* _EXERCISE AIM_: Pick out the lines below that contain the string "xlabel" and copy them all.

#### SUPPLIED DATA ####

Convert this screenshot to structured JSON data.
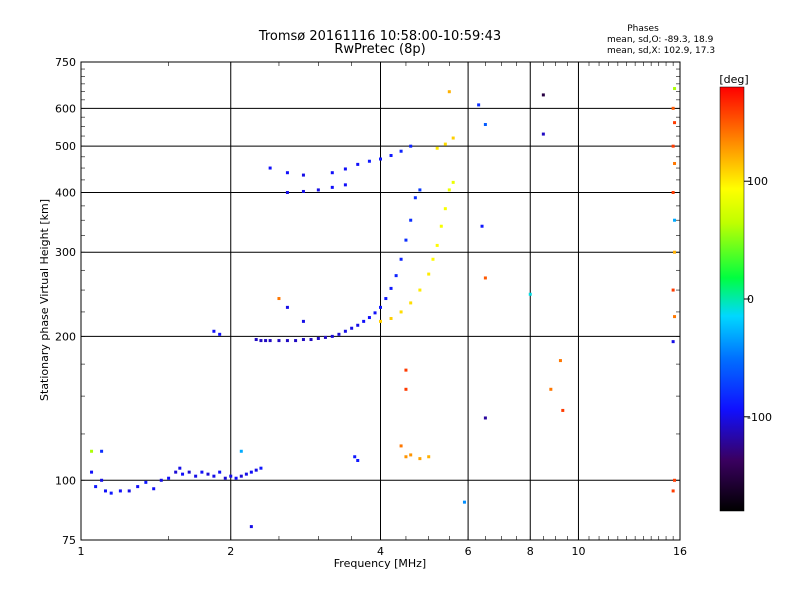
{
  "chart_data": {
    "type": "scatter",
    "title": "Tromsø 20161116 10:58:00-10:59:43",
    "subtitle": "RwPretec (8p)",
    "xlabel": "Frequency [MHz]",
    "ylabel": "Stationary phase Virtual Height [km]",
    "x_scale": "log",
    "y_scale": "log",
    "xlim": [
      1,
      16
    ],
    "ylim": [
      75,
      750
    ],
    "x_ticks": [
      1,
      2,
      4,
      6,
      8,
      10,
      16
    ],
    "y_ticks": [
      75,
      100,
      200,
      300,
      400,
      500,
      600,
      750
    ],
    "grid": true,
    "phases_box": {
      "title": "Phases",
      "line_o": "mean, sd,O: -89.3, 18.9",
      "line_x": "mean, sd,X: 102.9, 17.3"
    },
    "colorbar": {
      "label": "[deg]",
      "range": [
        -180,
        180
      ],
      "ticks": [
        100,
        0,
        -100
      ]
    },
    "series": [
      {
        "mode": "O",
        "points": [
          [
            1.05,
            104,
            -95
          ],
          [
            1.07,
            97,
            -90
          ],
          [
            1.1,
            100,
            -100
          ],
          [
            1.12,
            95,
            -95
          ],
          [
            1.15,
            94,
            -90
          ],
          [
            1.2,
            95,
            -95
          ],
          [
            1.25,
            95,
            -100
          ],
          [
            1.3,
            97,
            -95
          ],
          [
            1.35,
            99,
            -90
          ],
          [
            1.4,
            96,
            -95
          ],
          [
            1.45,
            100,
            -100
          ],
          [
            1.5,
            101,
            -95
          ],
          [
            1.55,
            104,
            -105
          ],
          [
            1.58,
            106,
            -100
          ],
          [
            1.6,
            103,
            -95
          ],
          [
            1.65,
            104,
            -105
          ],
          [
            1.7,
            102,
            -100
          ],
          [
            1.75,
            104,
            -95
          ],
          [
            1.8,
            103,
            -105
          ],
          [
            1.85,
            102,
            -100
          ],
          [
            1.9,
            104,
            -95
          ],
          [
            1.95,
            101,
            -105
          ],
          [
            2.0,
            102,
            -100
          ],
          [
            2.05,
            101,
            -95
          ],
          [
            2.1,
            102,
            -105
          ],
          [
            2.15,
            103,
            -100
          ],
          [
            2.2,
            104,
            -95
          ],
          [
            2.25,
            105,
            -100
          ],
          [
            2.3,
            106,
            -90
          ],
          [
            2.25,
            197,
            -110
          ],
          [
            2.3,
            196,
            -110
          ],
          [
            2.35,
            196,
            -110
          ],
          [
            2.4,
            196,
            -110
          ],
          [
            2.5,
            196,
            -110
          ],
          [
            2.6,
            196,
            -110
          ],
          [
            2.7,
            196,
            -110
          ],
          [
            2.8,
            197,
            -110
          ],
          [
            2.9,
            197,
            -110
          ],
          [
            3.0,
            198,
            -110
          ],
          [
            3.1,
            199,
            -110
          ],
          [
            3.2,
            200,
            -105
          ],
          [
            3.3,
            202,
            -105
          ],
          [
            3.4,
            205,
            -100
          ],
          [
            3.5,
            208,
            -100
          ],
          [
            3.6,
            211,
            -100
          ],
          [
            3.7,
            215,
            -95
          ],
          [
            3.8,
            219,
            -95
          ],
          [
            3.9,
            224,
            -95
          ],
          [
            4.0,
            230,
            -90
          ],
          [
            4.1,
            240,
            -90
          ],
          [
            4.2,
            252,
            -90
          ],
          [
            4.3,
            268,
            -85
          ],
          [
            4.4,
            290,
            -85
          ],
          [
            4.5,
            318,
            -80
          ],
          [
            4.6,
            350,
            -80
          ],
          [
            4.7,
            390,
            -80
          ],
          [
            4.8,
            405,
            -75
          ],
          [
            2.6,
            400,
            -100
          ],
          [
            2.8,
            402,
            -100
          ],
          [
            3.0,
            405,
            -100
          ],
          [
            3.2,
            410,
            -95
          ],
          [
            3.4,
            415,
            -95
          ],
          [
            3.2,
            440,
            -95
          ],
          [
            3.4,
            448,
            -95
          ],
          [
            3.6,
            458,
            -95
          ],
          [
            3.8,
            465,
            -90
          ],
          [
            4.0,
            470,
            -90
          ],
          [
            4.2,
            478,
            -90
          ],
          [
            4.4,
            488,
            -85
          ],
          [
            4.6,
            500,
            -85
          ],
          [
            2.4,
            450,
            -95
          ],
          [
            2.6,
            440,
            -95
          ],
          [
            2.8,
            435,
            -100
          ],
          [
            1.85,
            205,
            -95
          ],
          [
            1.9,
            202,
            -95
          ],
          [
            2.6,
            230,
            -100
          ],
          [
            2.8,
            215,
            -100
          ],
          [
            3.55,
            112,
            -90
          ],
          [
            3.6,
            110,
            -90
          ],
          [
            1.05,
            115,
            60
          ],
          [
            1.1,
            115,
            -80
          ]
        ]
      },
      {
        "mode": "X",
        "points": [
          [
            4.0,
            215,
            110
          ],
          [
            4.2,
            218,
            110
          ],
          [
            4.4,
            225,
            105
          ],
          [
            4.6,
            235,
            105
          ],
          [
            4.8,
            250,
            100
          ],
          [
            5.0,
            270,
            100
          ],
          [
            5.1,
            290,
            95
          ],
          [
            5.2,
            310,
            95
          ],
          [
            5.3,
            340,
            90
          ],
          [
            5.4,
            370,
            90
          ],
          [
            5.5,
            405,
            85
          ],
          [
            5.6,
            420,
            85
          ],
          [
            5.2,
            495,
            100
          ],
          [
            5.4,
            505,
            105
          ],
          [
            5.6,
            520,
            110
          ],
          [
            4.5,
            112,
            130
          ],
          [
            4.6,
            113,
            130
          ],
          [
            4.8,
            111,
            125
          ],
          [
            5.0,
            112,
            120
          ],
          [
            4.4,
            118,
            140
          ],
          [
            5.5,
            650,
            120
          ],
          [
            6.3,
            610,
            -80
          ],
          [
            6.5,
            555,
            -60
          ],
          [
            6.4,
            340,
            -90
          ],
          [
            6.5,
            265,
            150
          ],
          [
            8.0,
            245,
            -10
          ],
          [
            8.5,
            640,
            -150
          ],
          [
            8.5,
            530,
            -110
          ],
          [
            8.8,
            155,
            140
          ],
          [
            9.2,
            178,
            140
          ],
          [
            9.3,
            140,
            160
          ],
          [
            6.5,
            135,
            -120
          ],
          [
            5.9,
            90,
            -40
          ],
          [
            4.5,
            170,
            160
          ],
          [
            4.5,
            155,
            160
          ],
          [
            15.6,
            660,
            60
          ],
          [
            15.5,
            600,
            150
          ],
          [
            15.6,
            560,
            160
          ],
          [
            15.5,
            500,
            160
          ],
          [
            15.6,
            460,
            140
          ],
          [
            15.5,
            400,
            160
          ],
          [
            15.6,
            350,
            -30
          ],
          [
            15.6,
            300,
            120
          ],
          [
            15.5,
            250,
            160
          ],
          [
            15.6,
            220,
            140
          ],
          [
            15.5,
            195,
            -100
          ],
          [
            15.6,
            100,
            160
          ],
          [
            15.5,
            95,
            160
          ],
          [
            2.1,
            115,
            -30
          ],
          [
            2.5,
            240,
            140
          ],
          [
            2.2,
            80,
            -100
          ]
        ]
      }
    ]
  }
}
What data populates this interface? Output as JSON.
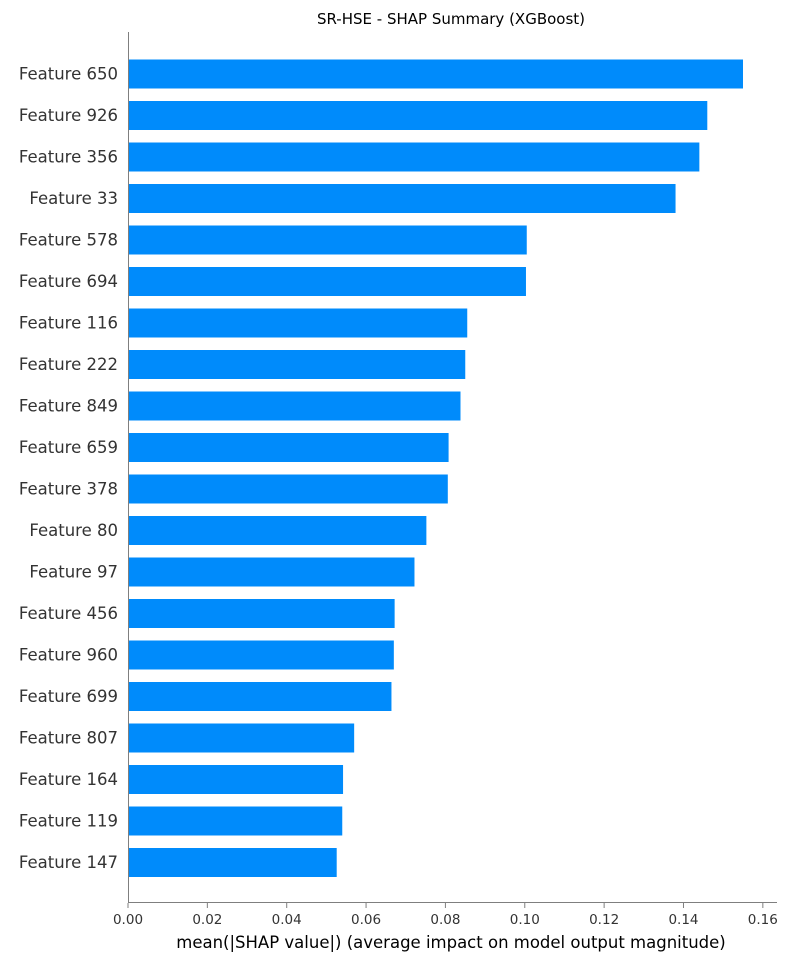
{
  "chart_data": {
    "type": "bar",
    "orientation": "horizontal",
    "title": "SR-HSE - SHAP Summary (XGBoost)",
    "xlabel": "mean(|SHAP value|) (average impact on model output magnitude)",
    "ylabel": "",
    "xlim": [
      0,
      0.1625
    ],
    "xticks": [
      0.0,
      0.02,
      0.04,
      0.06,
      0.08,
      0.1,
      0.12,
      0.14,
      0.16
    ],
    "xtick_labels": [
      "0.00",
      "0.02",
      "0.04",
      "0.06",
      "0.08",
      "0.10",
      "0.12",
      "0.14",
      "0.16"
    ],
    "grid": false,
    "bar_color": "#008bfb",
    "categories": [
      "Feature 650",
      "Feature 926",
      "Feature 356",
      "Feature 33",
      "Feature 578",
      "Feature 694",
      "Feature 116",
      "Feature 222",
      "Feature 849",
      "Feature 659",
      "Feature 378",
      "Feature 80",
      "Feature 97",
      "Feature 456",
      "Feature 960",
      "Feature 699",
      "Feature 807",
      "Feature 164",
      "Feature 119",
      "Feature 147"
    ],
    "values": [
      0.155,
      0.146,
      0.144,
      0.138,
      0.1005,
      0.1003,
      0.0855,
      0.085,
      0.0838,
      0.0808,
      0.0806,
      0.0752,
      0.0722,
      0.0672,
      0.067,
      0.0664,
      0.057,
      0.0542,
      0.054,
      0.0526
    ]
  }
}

####

* _COMPLETED EXERCISE_:
    "xlabel": "Frequency [MHz]",
    "xlabel": "mean(|SHAP value|) (average impact on model output magnitude)",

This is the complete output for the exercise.